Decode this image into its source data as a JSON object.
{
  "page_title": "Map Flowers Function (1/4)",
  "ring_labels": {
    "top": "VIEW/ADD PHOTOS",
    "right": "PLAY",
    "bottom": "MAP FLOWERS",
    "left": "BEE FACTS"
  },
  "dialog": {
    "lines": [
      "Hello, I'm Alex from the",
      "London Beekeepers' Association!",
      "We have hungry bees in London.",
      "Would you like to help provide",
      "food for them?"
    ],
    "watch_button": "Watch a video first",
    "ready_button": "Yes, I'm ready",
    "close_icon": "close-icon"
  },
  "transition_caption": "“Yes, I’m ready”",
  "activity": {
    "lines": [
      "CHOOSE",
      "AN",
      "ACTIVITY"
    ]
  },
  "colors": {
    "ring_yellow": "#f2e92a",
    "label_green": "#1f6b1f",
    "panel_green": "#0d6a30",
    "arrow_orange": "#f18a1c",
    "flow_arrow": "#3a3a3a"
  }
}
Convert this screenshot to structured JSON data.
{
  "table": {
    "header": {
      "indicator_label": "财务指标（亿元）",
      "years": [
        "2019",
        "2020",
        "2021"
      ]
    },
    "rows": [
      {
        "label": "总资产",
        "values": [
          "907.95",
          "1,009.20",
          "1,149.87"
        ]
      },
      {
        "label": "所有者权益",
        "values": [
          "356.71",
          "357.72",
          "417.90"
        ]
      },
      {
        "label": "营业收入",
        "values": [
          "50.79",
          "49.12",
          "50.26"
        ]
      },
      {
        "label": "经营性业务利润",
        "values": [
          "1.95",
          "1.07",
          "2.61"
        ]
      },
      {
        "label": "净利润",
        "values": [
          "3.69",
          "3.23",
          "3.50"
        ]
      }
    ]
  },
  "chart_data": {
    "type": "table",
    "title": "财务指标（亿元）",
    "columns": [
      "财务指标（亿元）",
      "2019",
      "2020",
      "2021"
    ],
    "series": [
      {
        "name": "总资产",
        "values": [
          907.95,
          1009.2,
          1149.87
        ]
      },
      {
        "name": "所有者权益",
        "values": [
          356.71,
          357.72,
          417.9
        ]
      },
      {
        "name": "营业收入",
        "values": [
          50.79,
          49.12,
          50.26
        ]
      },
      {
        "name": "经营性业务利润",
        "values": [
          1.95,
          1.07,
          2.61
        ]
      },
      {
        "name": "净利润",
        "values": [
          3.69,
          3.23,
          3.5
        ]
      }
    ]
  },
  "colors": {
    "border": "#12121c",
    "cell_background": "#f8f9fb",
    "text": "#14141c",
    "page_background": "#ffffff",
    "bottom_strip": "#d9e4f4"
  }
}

- Task: Exactly as shown above, return every record.

- Completed exercise:
Decode this image into its source data as a JSON object.
{
  "page_title": "Map Flowers Function (1/4)",
  "ring_labels": {
    "top": "VIEW/ADD PHOTOS",
    "right": "PLAY",
    "bottom": "MAP FLOWERS",
    "left": "BEE FACTS"
  },
  "dialog": {
    "lines": [
      "Hello, I'm Alex from the",
      "London Beekeepers' Association!",
      "We have hungry bees in London.",
      "Would you like to help provide",
      "food for them?"
    ],
    "watch_button": "Watch a video first",
    "ready_button": "Yes, I'm ready",
    "close_icon": "close-icon"
  },
  "transition_caption": "“Yes, I’m ready”",
  "activity": {
    "lines": [
      "CHOOSE",
      "AN",
      "ACTIVITY"
    ]
  },
  "colors": {
    "ring_yellow": "#f2e92a",
    "label_green": "#1f6b1f",
    "panel_green": "#0d6a30",
    "arrow_orange": "#f18a1c",
    "flow_arrow": "#3a3a3a"
  }
}
Convert this screenshot to structured JSON data.
{
  "table": {
    "header": {
      "indicator_label": "财务指标（亿元）",
      "years": [
        "2019",
        "2020",
        "2021"
      ]
    },
    "rows": [
      {
        "label": "总资产",
        "values": [
          "907.95",
          "1,009.20",
          "1,149.87"
        ]
      },
      {
        "label": "所有者权益",
        "values": [
          "356.71",
          "357.72",
          "417.90"
        ]
      },
      {
        "label": "营业收入",
        "values": [
          "50.79",
          "49.12",
          "50.26"
        ]
      },
      {
        "label": "经营性业务利润",
        "values": [
          "1.95",
          "1.07",
          "2.61"
        ]
      },
      {
        "label": "净利润",
        "values": [
          "3.69",
          "3.23",
          "3.50"
        ]
      }
    ]
  },
  "chart_data": {
    "type": "table",
    "title": "财务指标（亿元）",
    "columns": [
      "财务指标（亿元）",
      "2019",
      "2020",
      "2021"
    ],
    "series": [
      {
        "name": "总资产",
        "values": [
          907.95,
          1009.2,
          1149.87
        ]
      },
      {
        "name": "所有者权益",
        "values": [
          356.71,
          357.72,
          417.9
        ]
      },
      {
        "name": "营业收入",
        "values": [
          50.79,
          49.12,
          50.26
        ]
      },
      {
        "name": "经营性业务利润",
        "values": [
          1.95,
          1.07,
          2.61
        ]
      },
      {
        "name": "净利润",
        "values": [
          3.69,
          3.23,
          3.5
        ]
      }
    ]
  },
  "colors": {
    "border": "#12121c",
    "cell_background": "#f8f9fb",
    "text": "#14141c",
    "page_background": "#ffffff",
    "bottom_strip": "#d9e4f4"
  }
}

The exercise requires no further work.